§ **Exercise aim**: Quote every line of the records below word for word, with nothing left out or changed.

§ **Exercise data**:
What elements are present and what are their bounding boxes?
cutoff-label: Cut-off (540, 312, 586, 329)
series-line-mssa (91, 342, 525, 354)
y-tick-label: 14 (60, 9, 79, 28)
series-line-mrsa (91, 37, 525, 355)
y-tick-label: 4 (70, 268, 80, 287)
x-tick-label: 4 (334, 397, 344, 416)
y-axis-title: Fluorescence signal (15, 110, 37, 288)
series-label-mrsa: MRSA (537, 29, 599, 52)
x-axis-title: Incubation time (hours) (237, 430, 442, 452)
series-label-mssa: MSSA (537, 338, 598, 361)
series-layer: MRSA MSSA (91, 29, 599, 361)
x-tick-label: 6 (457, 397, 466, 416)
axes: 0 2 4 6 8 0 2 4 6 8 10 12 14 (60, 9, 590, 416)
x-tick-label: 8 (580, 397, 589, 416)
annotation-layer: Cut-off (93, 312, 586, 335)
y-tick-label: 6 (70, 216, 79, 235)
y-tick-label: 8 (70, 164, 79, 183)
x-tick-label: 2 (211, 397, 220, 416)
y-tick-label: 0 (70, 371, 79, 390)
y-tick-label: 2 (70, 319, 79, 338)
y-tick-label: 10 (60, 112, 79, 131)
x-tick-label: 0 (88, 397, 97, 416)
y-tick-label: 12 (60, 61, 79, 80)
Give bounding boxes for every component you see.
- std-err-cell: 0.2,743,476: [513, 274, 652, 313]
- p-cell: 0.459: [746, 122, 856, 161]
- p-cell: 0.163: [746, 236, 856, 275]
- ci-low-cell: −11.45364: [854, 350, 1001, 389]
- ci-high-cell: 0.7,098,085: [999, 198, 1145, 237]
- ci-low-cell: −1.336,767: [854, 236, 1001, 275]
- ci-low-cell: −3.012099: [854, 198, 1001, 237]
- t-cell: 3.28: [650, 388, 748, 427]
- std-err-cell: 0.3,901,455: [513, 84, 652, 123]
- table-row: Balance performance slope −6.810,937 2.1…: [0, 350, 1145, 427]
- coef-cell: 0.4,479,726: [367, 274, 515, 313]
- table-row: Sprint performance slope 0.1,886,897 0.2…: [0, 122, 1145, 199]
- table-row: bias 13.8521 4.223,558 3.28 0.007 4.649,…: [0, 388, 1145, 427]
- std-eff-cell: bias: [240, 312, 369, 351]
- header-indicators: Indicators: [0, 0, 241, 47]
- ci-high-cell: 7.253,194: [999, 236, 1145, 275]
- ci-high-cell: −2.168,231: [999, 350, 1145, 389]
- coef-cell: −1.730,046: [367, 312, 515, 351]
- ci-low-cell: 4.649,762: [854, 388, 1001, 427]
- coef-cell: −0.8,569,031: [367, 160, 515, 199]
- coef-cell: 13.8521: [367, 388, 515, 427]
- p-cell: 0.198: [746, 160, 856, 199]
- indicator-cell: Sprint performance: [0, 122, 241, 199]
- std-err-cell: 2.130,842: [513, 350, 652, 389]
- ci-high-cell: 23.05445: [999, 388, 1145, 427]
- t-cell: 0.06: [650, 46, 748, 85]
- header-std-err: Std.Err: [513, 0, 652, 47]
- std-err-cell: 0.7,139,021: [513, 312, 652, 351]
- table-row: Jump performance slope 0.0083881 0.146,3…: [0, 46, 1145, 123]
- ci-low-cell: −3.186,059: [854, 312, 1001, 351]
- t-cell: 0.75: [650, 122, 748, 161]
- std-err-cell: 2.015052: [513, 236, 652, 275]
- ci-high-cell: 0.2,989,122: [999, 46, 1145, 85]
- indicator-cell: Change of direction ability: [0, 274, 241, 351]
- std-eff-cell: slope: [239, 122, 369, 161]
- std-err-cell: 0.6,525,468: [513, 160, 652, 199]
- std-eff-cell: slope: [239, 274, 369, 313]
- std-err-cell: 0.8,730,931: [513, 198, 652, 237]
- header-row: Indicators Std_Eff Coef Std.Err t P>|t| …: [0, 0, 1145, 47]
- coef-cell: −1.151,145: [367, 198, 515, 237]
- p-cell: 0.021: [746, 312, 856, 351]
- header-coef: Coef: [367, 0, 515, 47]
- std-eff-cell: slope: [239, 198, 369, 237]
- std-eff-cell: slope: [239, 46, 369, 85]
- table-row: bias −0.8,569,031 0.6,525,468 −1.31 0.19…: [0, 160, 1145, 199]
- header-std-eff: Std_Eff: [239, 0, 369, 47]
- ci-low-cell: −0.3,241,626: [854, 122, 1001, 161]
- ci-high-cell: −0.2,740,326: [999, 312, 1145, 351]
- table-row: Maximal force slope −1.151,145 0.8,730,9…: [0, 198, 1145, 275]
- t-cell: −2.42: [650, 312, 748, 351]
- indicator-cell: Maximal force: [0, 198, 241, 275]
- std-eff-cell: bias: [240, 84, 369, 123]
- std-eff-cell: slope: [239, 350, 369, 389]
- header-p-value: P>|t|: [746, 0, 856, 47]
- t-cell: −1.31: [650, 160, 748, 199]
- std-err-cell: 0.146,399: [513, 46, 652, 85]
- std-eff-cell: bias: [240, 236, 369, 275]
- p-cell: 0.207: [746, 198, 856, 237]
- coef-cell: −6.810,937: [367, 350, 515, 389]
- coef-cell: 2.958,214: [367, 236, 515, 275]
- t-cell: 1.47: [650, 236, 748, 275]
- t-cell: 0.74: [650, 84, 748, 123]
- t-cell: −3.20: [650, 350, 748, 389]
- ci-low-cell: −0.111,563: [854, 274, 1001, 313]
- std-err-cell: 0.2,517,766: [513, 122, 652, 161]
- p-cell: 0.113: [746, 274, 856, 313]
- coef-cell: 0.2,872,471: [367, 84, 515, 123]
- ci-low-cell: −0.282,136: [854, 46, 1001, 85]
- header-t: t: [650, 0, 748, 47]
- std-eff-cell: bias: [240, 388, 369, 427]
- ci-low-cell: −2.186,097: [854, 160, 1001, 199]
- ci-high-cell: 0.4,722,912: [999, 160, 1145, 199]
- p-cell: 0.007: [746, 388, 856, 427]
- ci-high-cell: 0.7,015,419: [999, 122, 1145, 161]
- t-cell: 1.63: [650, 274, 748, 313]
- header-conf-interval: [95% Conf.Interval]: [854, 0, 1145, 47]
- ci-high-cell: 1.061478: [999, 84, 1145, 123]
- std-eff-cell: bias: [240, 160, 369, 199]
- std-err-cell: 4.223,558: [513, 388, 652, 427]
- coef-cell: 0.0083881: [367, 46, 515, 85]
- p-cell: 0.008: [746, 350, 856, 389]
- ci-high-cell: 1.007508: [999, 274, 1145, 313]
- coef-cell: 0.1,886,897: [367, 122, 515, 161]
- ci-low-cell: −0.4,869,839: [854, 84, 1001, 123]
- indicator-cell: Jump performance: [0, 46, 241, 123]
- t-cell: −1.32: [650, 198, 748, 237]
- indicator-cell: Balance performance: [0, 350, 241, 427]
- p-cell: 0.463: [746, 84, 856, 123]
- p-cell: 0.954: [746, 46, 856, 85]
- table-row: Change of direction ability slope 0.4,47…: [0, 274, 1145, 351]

§ **Problem solution**:
What elements are present and what are their bounding boxes?
cutoff-label: Cut-off (540, 312, 586, 329)
series-line-mssa (91, 342, 525, 354)
y-tick-label: 14 (60, 9, 79, 28)
series-line-mrsa (91, 37, 525, 355)
y-tick-label: 4 (70, 268, 80, 287)
x-tick-label: 4 (334, 397, 344, 416)
y-axis-title: Fluorescence signal (15, 110, 37, 288)
series-label-mrsa: MRSA (537, 29, 599, 52)
x-axis-title: Incubation time (hours) (237, 430, 442, 452)
series-label-mssa: MSSA (537, 338, 598, 361)
series-layer: MRSA MSSA (91, 29, 599, 361)
x-tick-label: 6 (457, 397, 466, 416)
axes: 0 2 4 6 8 0 2 4 6 8 10 12 14 (60, 9, 590, 416)
x-tick-label: 8 (580, 397, 589, 416)
annotation-layer: Cut-off (93, 312, 586, 335)
y-tick-label: 6 (70, 216, 79, 235)
y-tick-label: 8 (70, 164, 79, 183)
x-tick-label: 2 (211, 397, 220, 416)
y-tick-label: 0 (70, 371, 79, 390)
y-tick-label: 2 (70, 319, 79, 338)
y-tick-label: 10 (60, 112, 79, 131)
x-tick-label: 0 (88, 397, 97, 416)
y-tick-label: 12 (60, 61, 79, 80)
Give bounding boxes for every component you see.
- std-err-cell: 0.2,743,476: [513, 274, 652, 313]
- p-cell: 0.459: [746, 122, 856, 161]
- p-cell: 0.163: [746, 236, 856, 275]
- ci-low-cell: −11.45364: [854, 350, 1001, 389]
- ci-high-cell: 0.7,098,085: [999, 198, 1145, 237]
- ci-low-cell: −1.336,767: [854, 236, 1001, 275]
- ci-low-cell: −3.012099: [854, 198, 1001, 237]
- t-cell: 3.28: [650, 388, 748, 427]
- std-err-cell: 0.3,901,455: [513, 84, 652, 123]
- table-row: Balance performance slope −6.810,937 2.1…: [0, 350, 1145, 427]
- coef-cell: 0.4,479,726: [367, 274, 515, 313]
- table-row: Sprint performance slope 0.1,886,897 0.2…: [0, 122, 1145, 199]
- table-row: bias 13.8521 4.223,558 3.28 0.007 4.649,…: [0, 388, 1145, 427]
- std-eff-cell: bias: [240, 312, 369, 351]
- header-indicators: Indicators: [0, 0, 241, 47]
- ci-high-cell: 7.253,194: [999, 236, 1145, 275]
- ci-high-cell: −2.168,231: [999, 350, 1145, 389]
- coef-cell: −1.730,046: [367, 312, 515, 351]
- ci-low-cell: 4.649,762: [854, 388, 1001, 427]
- coef-cell: −0.8,569,031: [367, 160, 515, 199]
- coef-cell: 13.8521: [367, 388, 515, 427]
- p-cell: 0.198: [746, 160, 856, 199]
- indicator-cell: Sprint performance: [0, 122, 241, 199]
- std-err-cell: 2.130,842: [513, 350, 652, 389]
- ci-high-cell: 23.05445: [999, 388, 1145, 427]
- t-cell: 0.06: [650, 46, 748, 85]
- header-std-err: Std.Err: [513, 0, 652, 47]
- std-err-cell: 0.7,139,021: [513, 312, 652, 351]
- table-row: Jump performance slope 0.0083881 0.146,3…: [0, 46, 1145, 123]
- ci-low-cell: −3.186,059: [854, 312, 1001, 351]
- t-cell: 0.75: [650, 122, 748, 161]
- std-err-cell: 2.015052: [513, 236, 652, 275]
- ci-high-cell: 0.2,989,122: [999, 46, 1145, 85]
- indicator-cell: Change of direction ability: [0, 274, 241, 351]
- std-eff-cell: slope: [239, 122, 369, 161]
- std-err-cell: 0.6,525,468: [513, 160, 652, 199]
- std-eff-cell: slope: [239, 274, 369, 313]
- std-err-cell: 0.8,730,931: [513, 198, 652, 237]
- header-row: Indicators Std_Eff Coef Std.Err t P>|t| …: [0, 0, 1145, 47]
- coef-cell: −1.151,145: [367, 198, 515, 237]
- p-cell: 0.021: [746, 312, 856, 351]
- header-coef: Coef: [367, 0, 515, 47]
- std-eff-cell: slope: [239, 198, 369, 237]
- std-eff-cell: slope: [239, 46, 369, 85]
- table-row: bias −0.8,569,031 0.6,525,468 −1.31 0.19…: [0, 160, 1145, 199]
- header-std-eff: Std_Eff: [239, 0, 369, 47]
- ci-low-cell: −0.3,241,626: [854, 122, 1001, 161]
- ci-high-cell: −0.2,740,326: [999, 312, 1145, 351]
- table-row: Maximal force slope −1.151,145 0.8,730,9…: [0, 198, 1145, 275]
- t-cell: −2.42: [650, 312, 748, 351]
- indicator-cell: Maximal force: [0, 198, 241, 275]
- std-eff-cell: bias: [240, 84, 369, 123]
- std-eff-cell: slope: [239, 350, 369, 389]
- header-p-value: P>|t|: [746, 0, 856, 47]
- t-cell: −1.31: [650, 160, 748, 199]
- std-err-cell: 0.146,399: [513, 46, 652, 85]
- std-eff-cell: bias: [240, 236, 369, 275]
- p-cell: 0.207: [746, 198, 856, 237]
- coef-cell: −6.810,937: [367, 350, 515, 389]
- coef-cell: 2.958,214: [367, 236, 515, 275]
- t-cell: 1.47: [650, 236, 748, 275]
- t-cell: 0.74: [650, 84, 748, 123]
- t-cell: −3.20: [650, 350, 748, 389]
- ci-low-cell: −0.111,563: [854, 274, 1001, 313]
- std-err-cell: 0.2,517,766: [513, 122, 652, 161]
- p-cell: 0.113: [746, 274, 856, 313]
- coef-cell: 0.2,872,471: [367, 84, 515, 123]
- ci-low-cell: −0.282,136: [854, 46, 1001, 85]
- header-t: t: [650, 0, 748, 47]
- std-eff-cell: bias: [240, 388, 369, 427]
- ci-low-cell: −2.186,097: [854, 160, 1001, 199]
- ci-high-cell: 0.4,722,912: [999, 160, 1145, 199]
- p-cell: 0.007: [746, 388, 856, 427]
- ci-high-cell: 0.7,015,419: [999, 122, 1145, 161]
- t-cell: 1.63: [650, 274, 748, 313]
- header-conf-interval: [95% Conf.Interval]: [854, 0, 1145, 47]
- ci-high-cell: 1.061478: [999, 84, 1145, 123]
- std-eff-cell: bias: [240, 160, 369, 199]
- std-err-cell: 4.223,558: [513, 388, 652, 427]
- coef-cell: 0.0083881: [367, 46, 515, 85]
- p-cell: 0.008: [746, 350, 856, 389]
- ci-high-cell: 1.007508: [999, 274, 1145, 313]
- coef-cell: 0.1,886,897: [367, 122, 515, 161]
- ci-low-cell: −0.4,869,839: [854, 84, 1001, 123]
- indicator-cell: Jump performance: [0, 46, 241, 123]
- t-cell: −1.32: [650, 198, 748, 237]
- indicator-cell: Balance performance: [0, 350, 241, 427]
- p-cell: 0.463: [746, 84, 856, 123]
- p-cell: 0.954: [746, 46, 856, 85]
- table-row: Change of direction ability slope 0.4,47…: [0, 274, 1145, 351]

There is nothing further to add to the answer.